Exercise task |
Where a line of the listing below includes the word "this", reproduce that line.

Supplied records |
══════════
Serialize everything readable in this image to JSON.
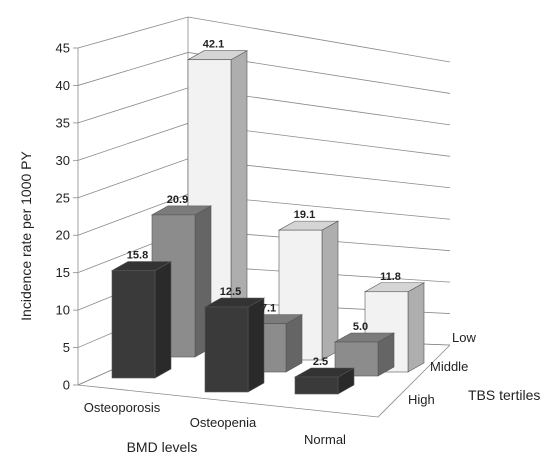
{
  "chart_data": {
    "type": "bar",
    "subtype": "3d-grouped",
    "categories": [
      "Osteoporosis",
      "Osteopenia",
      "Normal"
    ],
    "series": [
      {
        "name": "Low",
        "values": [
          42.1,
          19.1,
          11.8
        ],
        "color": "#f2f2f2"
      },
      {
        "name": "Middle",
        "values": [
          20.9,
          7.1,
          5.0
        ],
        "color": "#8c8c8c"
      },
      {
        "name": "High",
        "values": [
          15.8,
          12.5,
          2.5
        ],
        "color": "#3a3a3a"
      }
    ],
    "value_labels": [
      [
        "42.1",
        "19.1",
        "11.8"
      ],
      [
        "20.9",
        "7.1",
        "5.0"
      ],
      [
        "15.8",
        "12.5",
        "2.5"
      ]
    ],
    "ylabel": "Incidence rate per 1000 PY",
    "xlabel": "BMD levels",
    "zlabel": "TBS tertiles",
    "ylim": [
      0,
      45
    ],
    "yticks": [
      "0",
      "5",
      "10",
      "15",
      "20",
      "25",
      "30",
      "35",
      "40",
      "45"
    ],
    "grid": true
  }
}
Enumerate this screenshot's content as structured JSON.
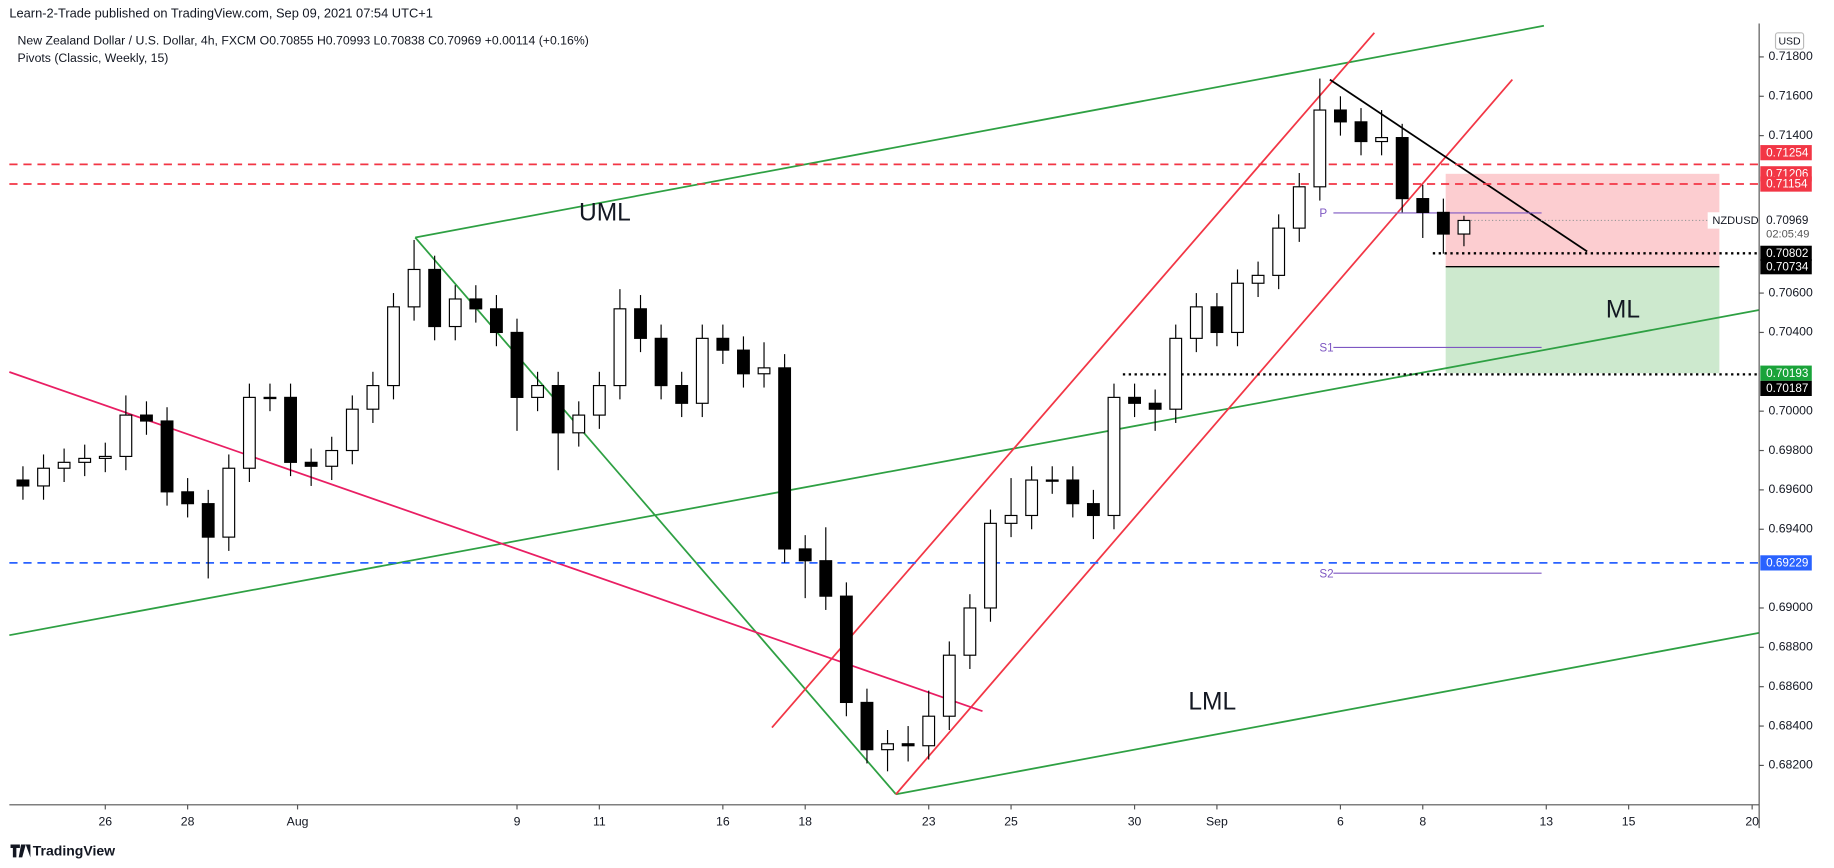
{
  "header": {
    "publisher": "Learn-2-Trade published on TradingView.com, Sep 09, 2021 07:54 UTC+1",
    "brand": "TradingView"
  },
  "chart_data": {
    "type": "candlestick",
    "symbol": "New Zealand Dollar / U.S. Dollar, 4h, FXCM",
    "ohlc": "O0.70855 H0.70993 L0.70838 C0.70969 +0.00114 (+0.16%)",
    "indicator": "Pivots (Classic, Weekly, 15)",
    "currency": "USD",
    "last_price": {
      "name": "NZDUSD",
      "countdown": "02:05:49"
    },
    "annotations": {
      "uml": "UML",
      "ml": "ML",
      "lml": "LML",
      "p": "P",
      "s1": "S1",
      "s2": "S2"
    },
    "up_color": "#ffffff",
    "down_color": "#000000",
    "x": [
      -2,
      -1.5,
      -1,
      -0.5,
      0,
      0.5,
      1,
      1.5,
      2,
      2.5,
      3,
      3.5,
      4,
      4.5,
      5,
      5.5,
      6,
      6.5,
      7,
      7.5,
      8,
      8.5,
      9,
      9.5,
      10,
      10.5,
      11,
      11.5,
      12,
      12.5,
      13,
      13.5,
      14,
      14.5,
      15,
      15.5,
      16,
      16.5,
      17,
      17.5,
      18,
      18.5,
      19,
      19.5,
      20,
      20.5,
      21,
      21.5,
      22,
      22.5,
      23,
      23.5,
      24,
      24.5,
      25,
      25.5,
      26,
      26.5,
      27,
      27.5,
      28,
      28.5,
      29,
      29.5,
      30,
      30.5,
      31,
      31.5,
      32,
      32.5,
      33
    ],
    "open": [
      0.6965,
      0.6962,
      0.6971,
      0.6974,
      0.6976,
      0.6977,
      0.6998,
      0.6995,
      0.6959,
      0.6953,
      0.6936,
      0.6971,
      0.7007,
      0.7007,
      0.6974,
      0.6972,
      0.698,
      0.7001,
      0.7013,
      0.7053,
      0.7072,
      0.7043,
      0.7057,
      0.7052,
      0.704,
      0.7007,
      0.7013,
      0.6989,
      0.6998,
      0.7013,
      0.7052,
      0.7037,
      0.7013,
      0.7004,
      0.7037,
      0.7031,
      0.7019,
      0.7022,
      0.693,
      0.6924,
      0.6906,
      0.6852,
      0.6828,
      0.6831,
      0.683,
      0.6845,
      0.6876,
      0.69,
      0.6943,
      0.6947,
      0.6965,
      0.6965,
      0.6953,
      0.6947,
      0.7007,
      0.7004,
      0.7001,
      0.7037,
      0.7053,
      0.704,
      0.7065,
      0.7069,
      0.7093,
      0.7114,
      0.7153,
      0.7147,
      0.7137,
      0.7139,
      0.7108,
      0.7101,
      0.709
    ],
    "high": [
      0.6972,
      0.6978,
      0.6981,
      0.6983,
      0.6984,
      0.7008,
      0.7005,
      0.7002,
      0.6966,
      0.696,
      0.6978,
      0.7014,
      0.7014,
      0.7014,
      0.6981,
      0.6987,
      0.7008,
      0.702,
      0.706,
      0.7087,
      0.7079,
      0.7064,
      0.7064,
      0.7059,
      0.7047,
      0.702,
      0.702,
      0.7005,
      0.702,
      0.7062,
      0.7059,
      0.7044,
      0.702,
      0.7044,
      0.7044,
      0.7038,
      0.7035,
      0.7029,
      0.6937,
      0.6941,
      0.6913,
      0.6859,
      0.6838,
      0.684,
      0.6858,
      0.6883,
      0.6907,
      0.695,
      0.6966,
      0.6972,
      0.6972,
      0.6972,
      0.696,
      0.7014,
      0.7014,
      0.7011,
      0.7044,
      0.706,
      0.706,
      0.7072,
      0.7076,
      0.71,
      0.7121,
      0.7169,
      0.716,
      0.7154,
      0.7153,
      0.7146,
      0.7115,
      0.7108,
      0.70993
    ],
    "low": [
      0.6955,
      0.6955,
      0.6964,
      0.6967,
      0.6969,
      0.697,
      0.6988,
      0.6952,
      0.6946,
      0.6915,
      0.6929,
      0.6964,
      0.7,
      0.6967,
      0.6962,
      0.6965,
      0.6973,
      0.6994,
      0.7006,
      0.7046,
      0.7036,
      0.7036,
      0.7045,
      0.7033,
      0.699,
      0.7,
      0.697,
      0.6982,
      0.6991,
      0.7006,
      0.703,
      0.7006,
      0.6997,
      0.6997,
      0.7024,
      0.7012,
      0.7012,
      0.6923,
      0.6905,
      0.6899,
      0.6845,
      0.6821,
      0.6817,
      0.6822,
      0.6823,
      0.6838,
      0.6869,
      0.6893,
      0.6936,
      0.694,
      0.6958,
      0.6946,
      0.6935,
      0.694,
      0.6997,
      0.699,
      0.6994,
      0.703,
      0.7033,
      0.7033,
      0.7058,
      0.7062,
      0.7086,
      0.7107,
      0.714,
      0.713,
      0.713,
      0.7101,
      0.7088,
      0.708,
      0.70838
    ],
    "close": [
      0.6962,
      0.6971,
      0.6974,
      0.6976,
      0.6977,
      0.6998,
      0.6995,
      0.6959,
      0.6953,
      0.6936,
      0.6971,
      0.7007,
      0.7007,
      0.6974,
      0.6972,
      0.698,
      0.7001,
      0.7013,
      0.7053,
      0.7072,
      0.7043,
      0.7057,
      0.7052,
      0.704,
      0.7007,
      0.7013,
      0.6989,
      0.6998,
      0.7013,
      0.7052,
      0.7037,
      0.7013,
      0.7004,
      0.7037,
      0.7031,
      0.7019,
      0.7022,
      0.693,
      0.6924,
      0.6906,
      0.6852,
      0.6828,
      0.6831,
      0.683,
      0.6845,
      0.6876,
      0.69,
      0.6943,
      0.6947,
      0.6965,
      0.6965,
      0.6953,
      0.6947,
      0.7007,
      0.7004,
      0.7001,
      0.7037,
      0.7053,
      0.704,
      0.7065,
      0.7069,
      0.7093,
      0.7114,
      0.7153,
      0.7147,
      0.7137,
      0.7139,
      0.7108,
      0.7101,
      0.709,
      0.70969
    ],
    "price_labels": [
      {
        "value": 0.71254,
        "color": "#f23645",
        "line": "dashed"
      },
      {
        "value": 0.71206,
        "color": "#f23645",
        "line": "none"
      },
      {
        "value": 0.71154,
        "color": "#f23645",
        "line": "dashed"
      },
      {
        "value": 0.70802,
        "color": "#000000",
        "line": "dotted"
      },
      {
        "value": 0.70734,
        "color": "#000000",
        "line": "none"
      },
      {
        "value": 0.70193,
        "color": "#1aa33a",
        "line": "none"
      },
      {
        "value": 0.70187,
        "color": "#000000",
        "line": "dotted"
      },
      {
        "value": 0.69229,
        "color": "#2962ff",
        "line": "dashed"
      }
    ],
    "xlim": [
      -2.33,
      40.17
    ],
    "ylim": [
      0.68,
      0.7197
    ],
    "xticks": [
      {
        "value": 0,
        "label": "26"
      },
      {
        "value": 2,
        "label": "28"
      },
      {
        "value": 4.67,
        "label": "Aug"
      },
      {
        "value": 10,
        "label": "9"
      },
      {
        "value": 12,
        "label": "11"
      },
      {
        "value": 15,
        "label": "16"
      },
      {
        "value": 17,
        "label": "18"
      },
      {
        "value": 20,
        "label": "23"
      },
      {
        "value": 22,
        "label": "25"
      },
      {
        "value": 25,
        "label": "30"
      },
      {
        "value": 27,
        "label": "Sep"
      },
      {
        "value": 30,
        "label": "6"
      },
      {
        "value": 32,
        "label": "8"
      },
      {
        "value": 35,
        "label": "13"
      },
      {
        "value": 37,
        "label": "15"
      },
      {
        "value": 40,
        "label": "20"
      }
    ],
    "yticks": [
      {
        "value": 0.718,
        "label": "0.71800"
      },
      {
        "value": 0.716,
        "label": "0.71600"
      },
      {
        "value": 0.714,
        "label": "0.71400"
      },
      {
        "value": 0.706,
        "label": "0.70600"
      },
      {
        "value": 0.704,
        "label": "0.70400"
      },
      {
        "value": 0.7,
        "label": "0.70000"
      },
      {
        "value": 0.698,
        "label": "0.69800"
      },
      {
        "value": 0.696,
        "label": "0.69600"
      },
      {
        "value": 0.694,
        "label": "0.69400"
      },
      {
        "value": 0.69,
        "label": "0.69000"
      },
      {
        "value": 0.688,
        "label": "0.68800"
      },
      {
        "value": 0.686,
        "label": "0.68600"
      },
      {
        "value": 0.684,
        "label": "0.68400"
      },
      {
        "value": 0.682,
        "label": "0.68200"
      }
    ]
  }
}
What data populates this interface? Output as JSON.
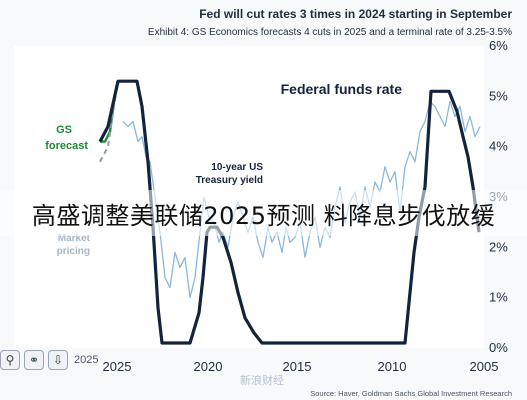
══════════
Reply |
Serialize everything readable in this image to JSON.
Enumerate this screenshot's content as structured JSON.
What data populates this interface? Output as JSON.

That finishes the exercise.